◆ **What is being asked**:
Set each record down exactly, excluding all images.

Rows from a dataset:
○ ○ ○
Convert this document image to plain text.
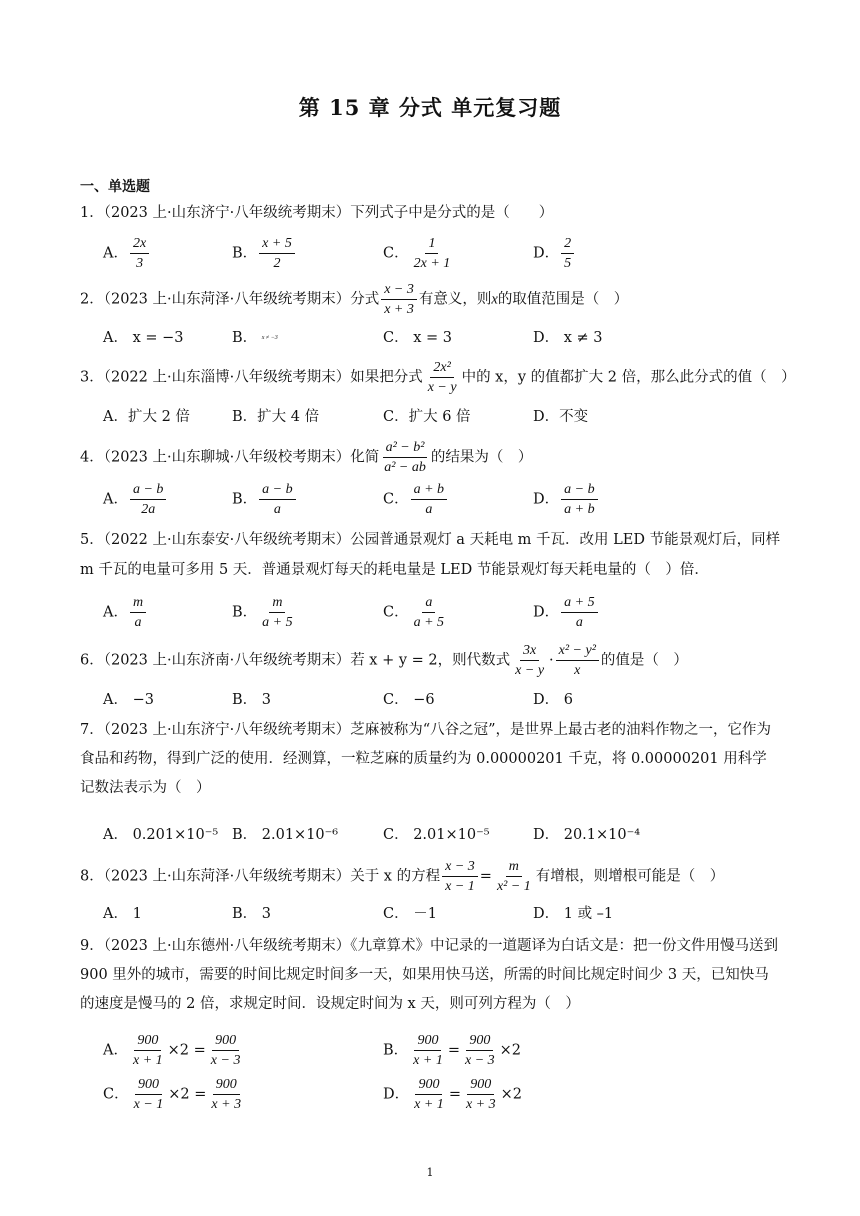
第 15 章 分式 单元复习题
一、单选题
1．（2023 上·山东济宁·八年级统考期末）下列式子中是分式的是（　　）
A． $\frac{2x}{3}$	B． $\frac{x + 5}{2}$	C． $\frac{1}{2x + 1}$	D． $\frac{2}{5}$
2．（2023 上·山东菏泽·八年级统考期末）分式 $\frac{x - 3}{x + 3}$ 有意义，则x的取值范围是（　）
A． x = −3	B． x ≠ −3	C． x = 3	D． x ≠ 3
3．（2022 上·山东淄博·八年级统考期末）如果把分式 $\frac{\text{2x²}}{x - y}$ 中的 x，y 的值都扩大 2 倍，那么此分式的值（　）
A．扩大 2 倍	B．扩大 4 倍	C．扩大 6 倍	D．不变
4．（2023 上·山东聊城·八年级校考期末）化简 $\frac{\text{a² − b²}}{\text{a² − ab}}$ 的结果为（　）
A． $\frac{a - b}{2a}$	B． $\frac{a - b}{a}$	C． $\frac{a + b}{a}$	D． $\frac{a - b}{a + b}$
5．（2022 上·山东泰安·八年级统考期末）公园普通景观灯 a 天耗电 m 千瓦．改用 LED 节能景观灯后，同样
m 千瓦的电量可多用 5 天．普通景观灯每天的耗电量是 LED 节能景观灯每天耗电量的（　）倍．
A． $\frac{m}{a}$	B． $\frac{m}{a + 5}$	C． $\frac{a}{a + 5}$	D． $\frac{a + 5}{a}$
6．（2023 上·山东济南·八年级统考期末）若 x + y = 2，则代数式 $\frac{3x}{x - y} \cdot \frac{\text{x² − y²}}{x}$ 的值是（　）
A． −3	B． 3	C． −6	D． 6
7．（2023 上·山东济宁·八年级统考期末）芝麻被称为“八谷之冠”，是世界上最古老的油料作物之一，它作为食品和药物，得到广泛的使用．经测算，一粒芝麻的质量约为 0.00000201 千克，将 0.00000201 用科学记数法表示为（　）
A． 0.201×10⁻⁵ B． 2.01×10⁻⁶	C． 2.01×10⁻⁵	D． 20.1×10⁻⁴
8．（2023 上·山东菏泽·八年级统考期末）关于 x 的方程 $\frac{x - 3}{x - 1} = \frac{m}{\text{x² − 1}}$ 有增根，则增根可能是（　）
A． 1	B． 3	C． －1	D． 1 或 –1
9．（2023 上·山东德州·八年级统考期末）《九章算术》中记录的一道题译为白话文是：把一份文件用慢马送到 900 里外的城市，需要的时间比规定时间多一天，如果用快马送，所需的时间比规定时间少 3 天，已知快马的速度是慢马的 2 倍，求规定时间．设规定时间为 x 天，则可列方程为（　）
A． $\frac{900}{x + 1} \times 2 = \frac{900}{x - 3}$	B． $\frac{900}{x + 1} = \frac{900}{x - 3} \times 2$
C． $\frac{900}{x - 1} \times 2 = \frac{900}{x + 3}$	D． $\frac{900}{x + 1} = \frac{900}{x + 3} \times 2$
1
○ ○ ○
◆ **Problem solution**:
Convert this document image to plain text.
第 15 章 分式 单元复习题
一、单选题
1．（2023 上·山东济宁·八年级统考期末）下列式子中是分式的是（　　）
A． $\frac{2x}{3}$	B． $\frac{x + 5}{2}$	C． $\frac{1}{2x + 1}$	D． $\frac{2}{5}$
2．（2023 上·山东菏泽·八年级统考期末）分式 $\frac{x - 3}{x + 3}$ 有意义，则x的取值范围是（　）
A． x = −3	B． x ≠ −3	C． x = 3	D． x ≠ 3
3．（2022 上·山东淄博·八年级统考期末）如果把分式 $\frac{\text{2x²}}{x - y}$ 中的 x，y 的值都扩大 2 倍，那么此分式的值（　）
A．扩大 2 倍	B．扩大 4 倍	C．扩大 6 倍	D．不变
4．（2023 上·山东聊城·八年级校考期末）化简 $\frac{\text{a² − b²}}{\text{a² − ab}}$ 的结果为（　）
A． $\frac{a - b}{2a}$	B． $\frac{a - b}{a}$	C． $\frac{a + b}{a}$	D． $\frac{a - b}{a + b}$
5．（2022 上·山东泰安·八年级统考期末）公园普通景观灯 a 天耗电 m 千瓦．改用 LED 节能景观灯后，同样
m 千瓦的电量可多用 5 天．普通景观灯每天的耗电量是 LED 节能景观灯每天耗电量的（　）倍．
A． $\frac{m}{a}$	B． $\frac{m}{a + 5}$	C． $\frac{a}{a + 5}$	D． $\frac{a + 5}{a}$
6．（2023 上·山东济南·八年级统考期末）若 x + y = 2，则代数式 $\frac{3x}{x - y} \cdot \frac{\text{x² − y²}}{x}$ 的值是（　）
A． −3	B． 3	C． −6	D． 6
7．（2023 上·山东济宁·八年级统考期末）芝麻被称为“八谷之冠”，是世界上最古老的油料作物之一，它作为食品和药物，得到广泛的使用．经测算，一粒芝麻的质量约为 0.00000201 千克，将 0.00000201 用科学记数法表示为（　）
A． 0.201×10⁻⁵ B． 2.01×10⁻⁶	C． 2.01×10⁻⁵	D． 20.1×10⁻⁴
8．（2023 上·山东菏泽·八年级统考期末）关于 x 的方程 $\frac{x - 3}{x - 1} = \frac{m}{\text{x² − 1}}$ 有增根，则增根可能是（　）
A． 1	B． 3	C． －1	D． 1 或 –1
9．（2023 上·山东德州·八年级统考期末）《九章算术》中记录的一道题译为白话文是：把一份文件用慢马送到 900 里外的城市，需要的时间比规定时间多一天，如果用快马送，所需的时间比规定时间少 3 天，已知快马的速度是慢马的 2 倍，求规定时间．设规定时间为 x 天，则可列方程为（　）
A． $\frac{900}{x + 1} \times 2 = \frac{900}{x - 3}$	B． $\frac{900}{x + 1} = \frac{900}{x - 3} \times 2$
C． $\frac{900}{x - 1} \times 2 = \frac{900}{x + 3}$	D． $\frac{900}{x + 1} = \frac{900}{x + 3} \times 2$
1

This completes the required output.